*QUOTED TEXT*
* START *
It has a solar system with electrical lighting, indoor plumbing and running water, and a nice wood-burning stove. 


Wild burros roam in many of the canyons in the area.


Deeper into the canyon we were above 7,000 feet elevation.  A cold storm in the area a few days before had left some snow behind.


At the top is Rogers pass, named for a leader of an early company of pioneers that got trapped in Death Valley and did not know how to proceed further.  Manly and Rogers went ahead to scout out a route to get them to safety.  It is an interesting story in the details.


The loop reaches the highest points along a ridge of the Panamint Range overlooking Butte Valley, and also a view into Death Valley in the distance.  There is a lookout point with a great view.


This is Butte Valley.  The prominent feature in the foreground is Striped Butte, the signature feature that makes this a special place.  On the next day, we will enter this valley via the trail over Mengel Pass, which can be seen on the far side of the valley in the center.


Looking to the right, there is a view of Death Valley in the distance at the foot of the Amargosa range.




We finished the rest of the loop (including the famous Chicken Rock and the ledge road, sorry, no pictures, both hands on the wheel) and were back to the Panamint Valley by about 4:30 pm.  We headed 30 minutes south to Goler Wash and headed up the trail to Barker Ranch where we made camp for the night.  Barker Ranch is known for having been the location where Charles Manson and his minions were hiding when he was captured.
* END *
*EXERCISE TASK A*
According to the Death Valley trip account, what is the signature feature that makes Butte Valley a special place?
*EXERCISE TASK B*
Carry on the Death Valley trip account, picking up right after its final sentence about Barker Ranch.

*GIVEN MATERIAL*
* START *
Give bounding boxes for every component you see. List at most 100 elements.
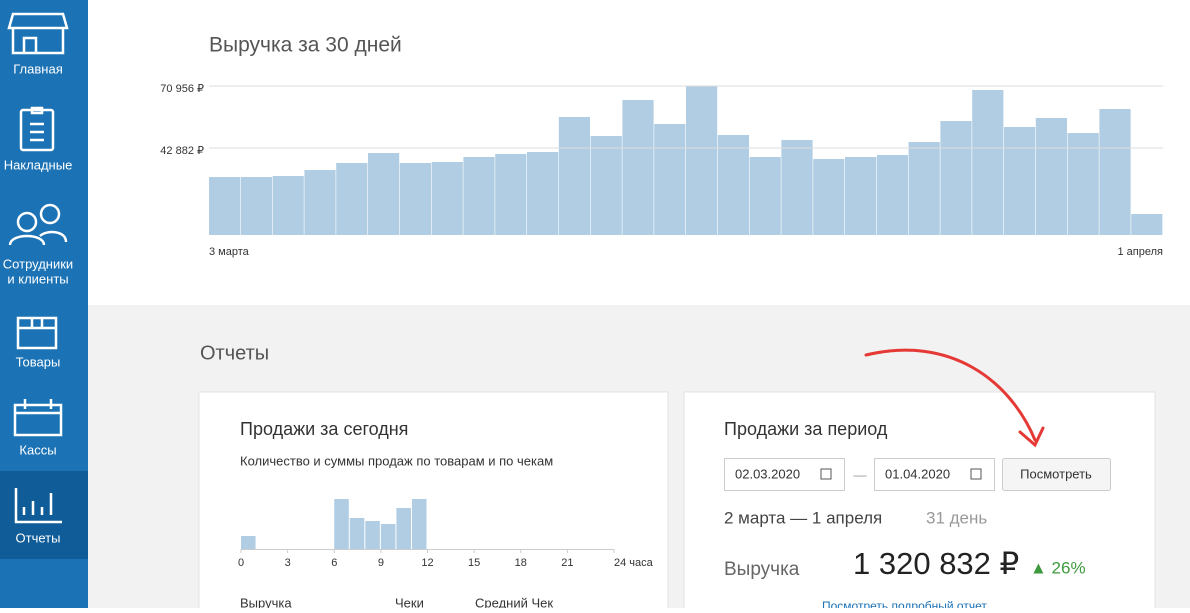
* END *
*EXPECTED ANSWER A*
Striped Butte, the prominent feature in the foreground of the view of Butte Valley.

*EXPECTED ANSWER B*
This is the remnant of the ranch house where Manson was captured in 1969.  The house was destroyed by fire in 2009.


DAY TWO

The next day we proceeded over Mengel Pass to Butte Valley.  This view is from the pass looking down toward Butte Valley.


This is a view of Striped Butte from a vantage point adjacent to Geologist Cabin, one of the finest cabins in the area.


We took a short diversion to Willow Springs and the beginning of Anvil Canyon Spring Trail.  This is the trail where a family of German tourists famously got lost and went missing in July 1996.  Their abandoned vehicle was finally found months later in October, a few miles down this trail.  It is believed they had spent a few days in Death Valley, and then decided to take a "short cut" out of the area by proceeding west through Butte Valley and over Mengel Pass, despite the fact that they were driving a Plymouth Voyager and the route requires high clearance 4WD vehicles.   They ended up going down this side valley and were never seen again.  Their remains were not found until 2009.


Heading out of Butte Valley towards Warm Springs Road.


Lunch stop at Warm Springs Camp.  Large talc deposits were found in the area, and the camp sprung up around 1930 to 1950 in support of the large Talc mining operations.  


There are many well-preserved remnants of mining and milling operations in the Warm Springs area.


Fuel stop in Furnace Creek.  Prices are always high there, but especially now.


We made camp that evening in Monarch Canyon off of the Chloride City Road.



Fantastic stratigraphy and erosion in Monarch Canyon.



This is Chloride City Road headed towards the Chloride Cliffs.  Chloride City  and its mine are among the oldest in the DVNP.  There are ruins and copious evidence of old mining activities in the area, though I don't have many photos.


Looking west over Death Valley towards the Panamint Range and Telescope Peak.


This is the final climb to the Chloride Cliffs lookout.


Lunch at the Chloride Cliffs lookout point, which is reputed to be the best view of the entire Death Valley.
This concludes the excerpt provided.